= WORK INSTRUCTIONS =
Output the material below unchanged, apart from leaving out the pictures.

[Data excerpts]

============

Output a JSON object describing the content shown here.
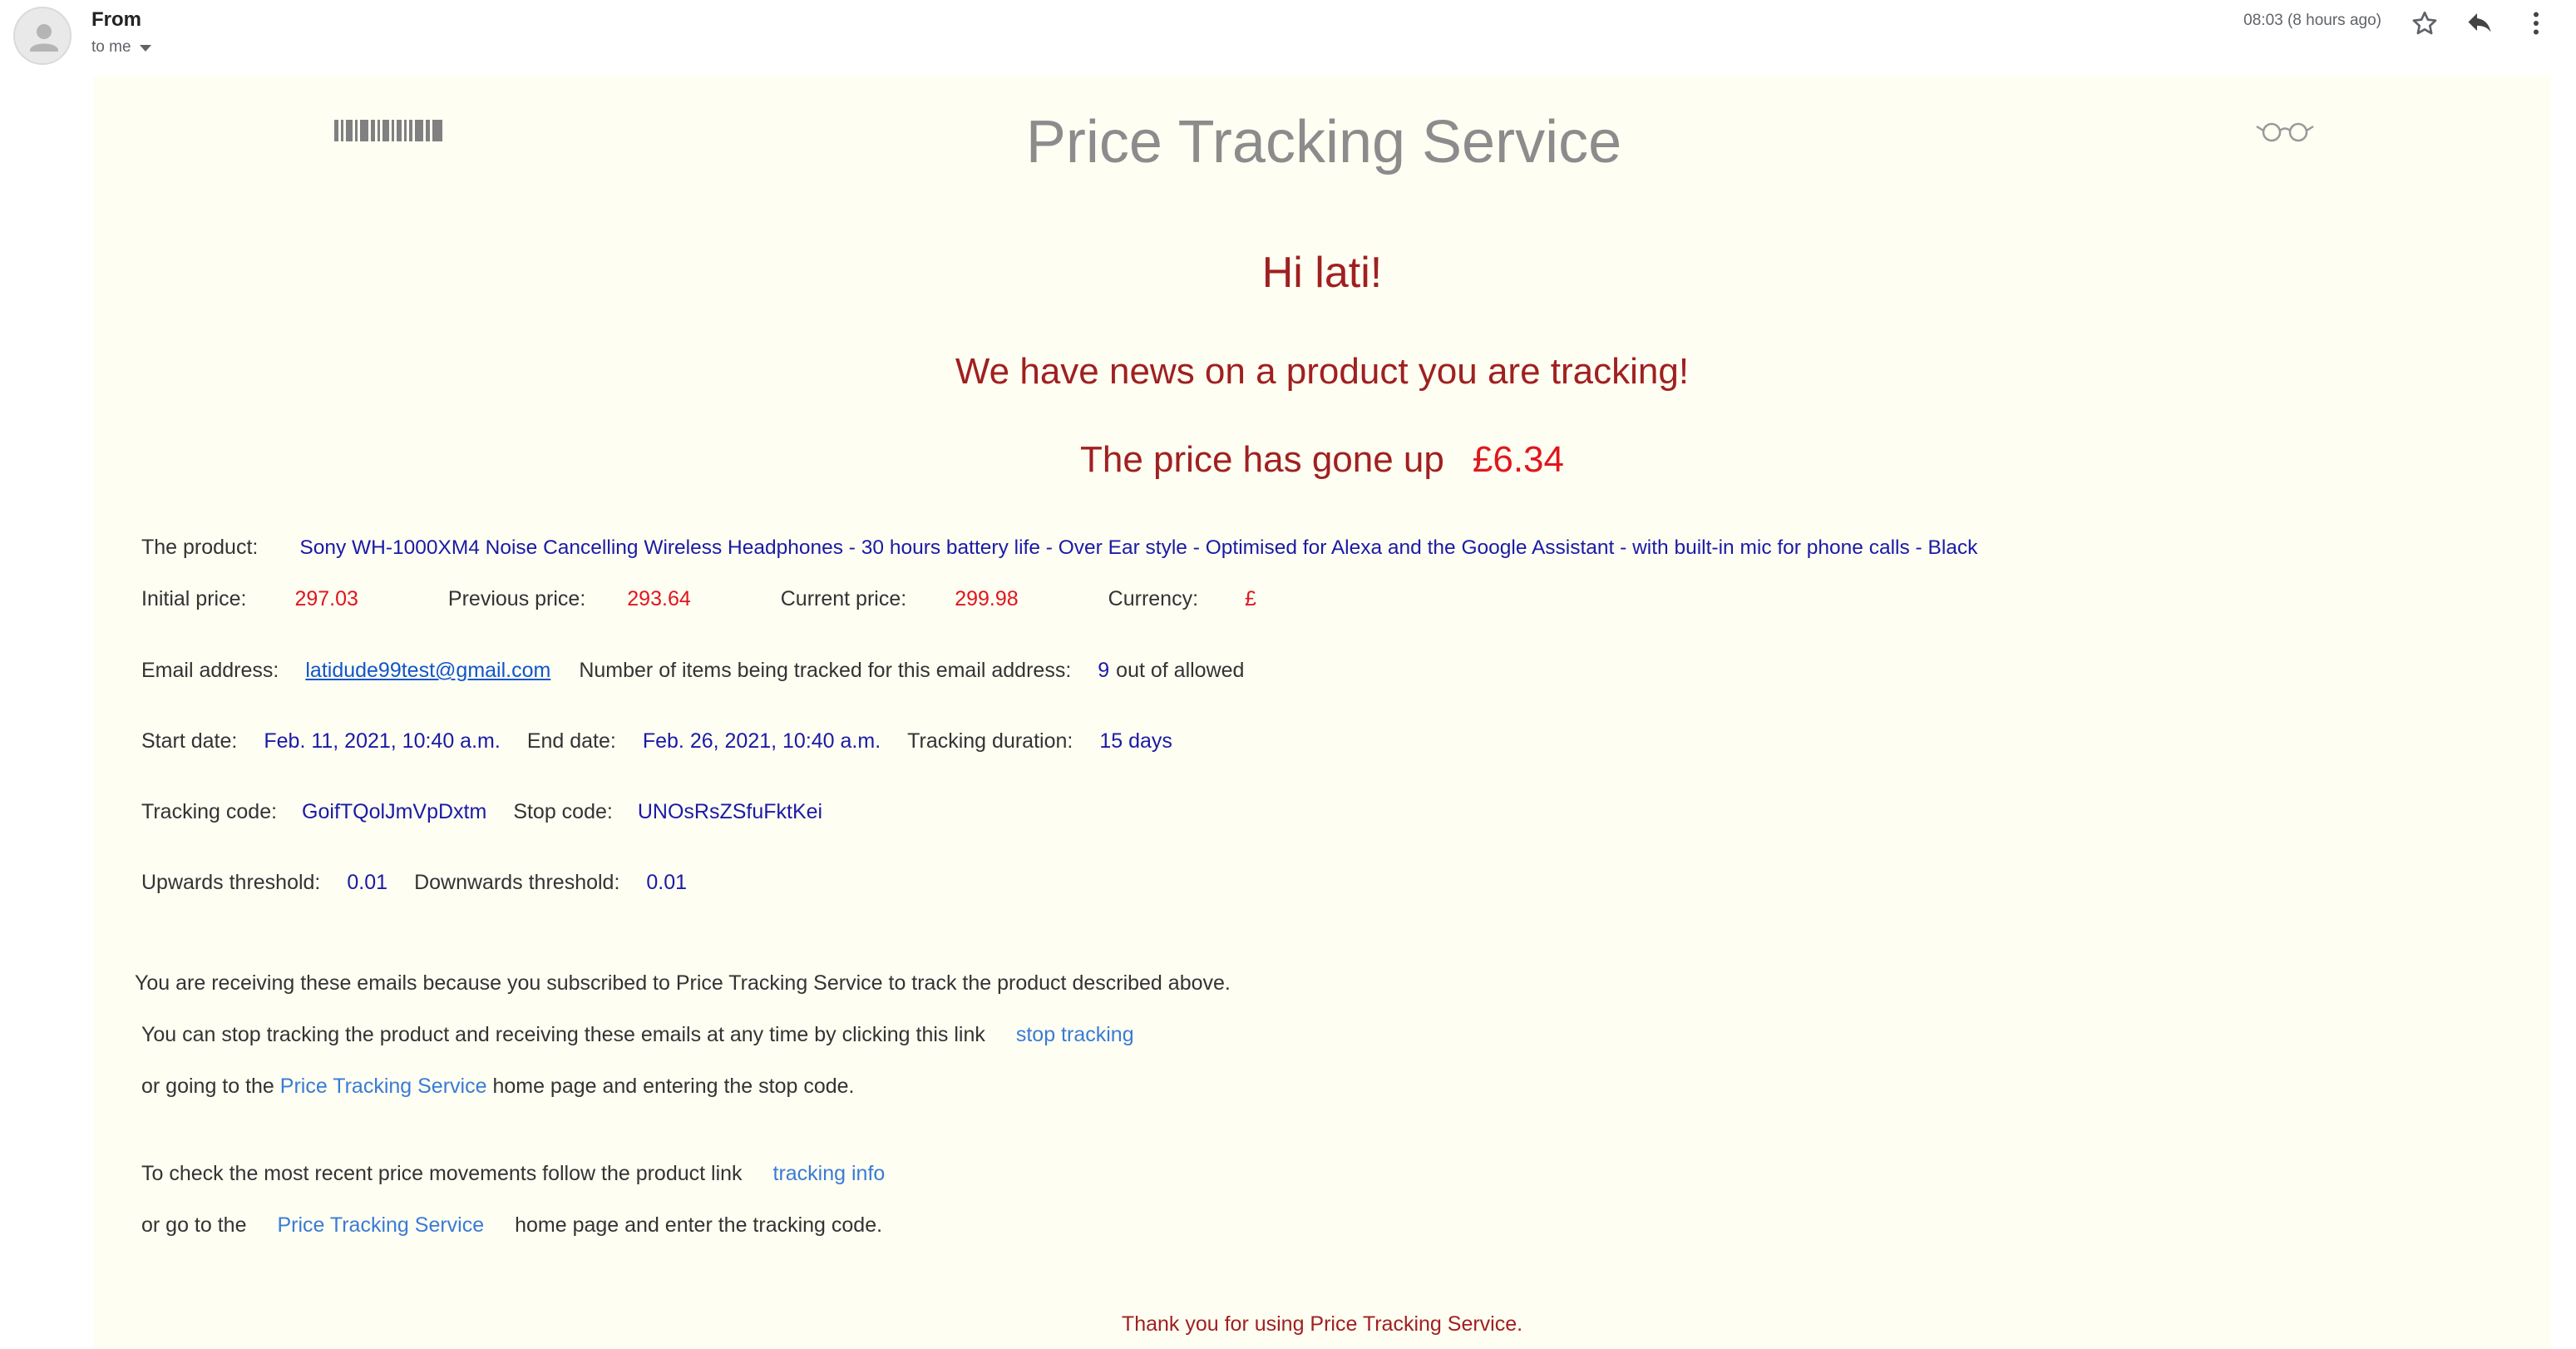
{
  "header": {
    "from_label": "From",
    "to_label": "to me",
    "time": "08:03 (8 hours ago)"
  },
  "email": {
    "brand": "Price Tracking Service",
    "greeting": "Hi lati!",
    "news": "We have news on a product you are tracking!",
    "price_change_text": "The price has gone up",
    "price_change_amount": "£6.34",
    "product_label": "The product:",
    "product_name": "Sony WH-1000XM4 Noise Cancelling Wireless Headphones - 30 hours battery life - Over Ear style - Optimised for Alexa and the Google Assistant - with built-in mic for phone calls - Black",
    "initial_price_label": "Initial price:",
    "initial_price": "297.03",
    "previous_price_label": "Previous price:",
    "previous_price": "293.64",
    "current_price_label": "Current price:",
    "current_price": "299.98",
    "currency_label": "Currency:",
    "currency": "£",
    "email_label": "Email address:",
    "email_value": "latidude99test@gmail.com",
    "items_label": "Number of items being tracked for this email address:",
    "items_count": "9",
    "items_suffix": "out of allowed",
    "start_label": "Start date:",
    "start_value": "Feb. 11, 2021, 10:40 a.m.",
    "end_label": "End date:",
    "end_value": "Feb. 26, 2021, 10:40 a.m.",
    "duration_label": "Tracking duration:",
    "duration_value": "15 days",
    "tracking_code_label": "Tracking code:",
    "tracking_code": "GoifTQolJmVpDxtm",
    "stop_code_label": "Stop code:",
    "stop_code": "UNOsRsZSfuFktKei",
    "up_threshold_label": "Upwards threshold:",
    "up_threshold": "0.01",
    "down_threshold_label": "Downwards threshold:",
    "down_threshold": "0.01",
    "receiving_text": "You are receiving these emails because you subscribed to Price Tracking Service to track the product described above.",
    "stop_text": "You can stop tracking the product and receiving these emails at any time by clicking this link",
    "stop_link": "stop tracking",
    "or_going_prefix": "or going to the",
    "brand_link": "Price Tracking Service",
    "or_going_suffix": "home page and entering the stop code.",
    "check_text": "To check the most recent price movements follow the product link",
    "tracking_link": "tracking info",
    "or_go_prefix": "or go to the",
    "or_go_suffix": "home page and enter the tracking code.",
    "thanks": "Thank you for using Price Tracking Service."
  }
}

============

= EXERCISE RESULT =
Output a JSON object describing the content shown here.
{
  "header": {
    "from_label": "From",
    "to_label": "to me",
    "time": "08:03 (8 hours ago)"
  },
  "email": {
    "brand": "Price Tracking Service",
    "greeting": "Hi lati!",
    "news": "We have news on a product you are tracking!",
    "price_change_text": "The price has gone up",
    "price_change_amount": "£6.34",
    "product_label": "The product:",
    "product_name": "Sony WH-1000XM4 Noise Cancelling Wireless Headphones - 30 hours battery life - Over Ear style - Optimised for Alexa and the Google Assistant - with built-in mic for phone calls - Black",
    "initial_price_label": "Initial price:",
    "initial_price": "297.03",
    "previous_price_label": "Previous price:",
    "previous_price": "293.64",
    "current_price_label": "Current price:",
    "current_price": "299.98",
    "currency_label": "Currency:",
    "currency": "£",
    "email_label": "Email address:",
    "email_value": "latidude99test@gmail.com",
    "items_label": "Number of items being tracked for this email address:",
    "items_count": "9",
    "items_suffix": "out of allowed",
    "start_label": "Start date:",
    "start_value": "Feb. 11, 2021, 10:40 a.m.",
    "end_label": "End date:",
    "end_value": "Feb. 26, 2021, 10:40 a.m.",
    "duration_label": "Tracking duration:",
    "duration_value": "15 days",
    "tracking_code_label": "Tracking code:",
    "tracking_code": "GoifTQolJmVpDxtm",
    "stop_code_label": "Stop code:",
    "stop_code": "UNOsRsZSfuFktKei",
    "up_threshold_label": "Upwards threshold:",
    "up_threshold": "0.01",
    "down_threshold_label": "Downwards threshold:",
    "down_threshold": "0.01",
    "receiving_text": "You are receiving these emails because you subscribed to Price Tracking Service to track the product described above.",
    "stop_text": "You can stop tracking the product and receiving these emails at any time by clicking this link",
    "stop_link": "stop tracking",
    "or_going_prefix": "or going to the",
    "brand_link": "Price Tracking Service",
    "or_going_suffix": "home page and entering the stop code.",
    "check_text": "To check the most recent price movements follow the product link",
    "tracking_link": "tracking info",
    "or_go_prefix": "or go to the",
    "or_go_suffix": "home page and enter the tracking code.",
    "thanks": "Thank you for using Price Tracking Service."
  }
}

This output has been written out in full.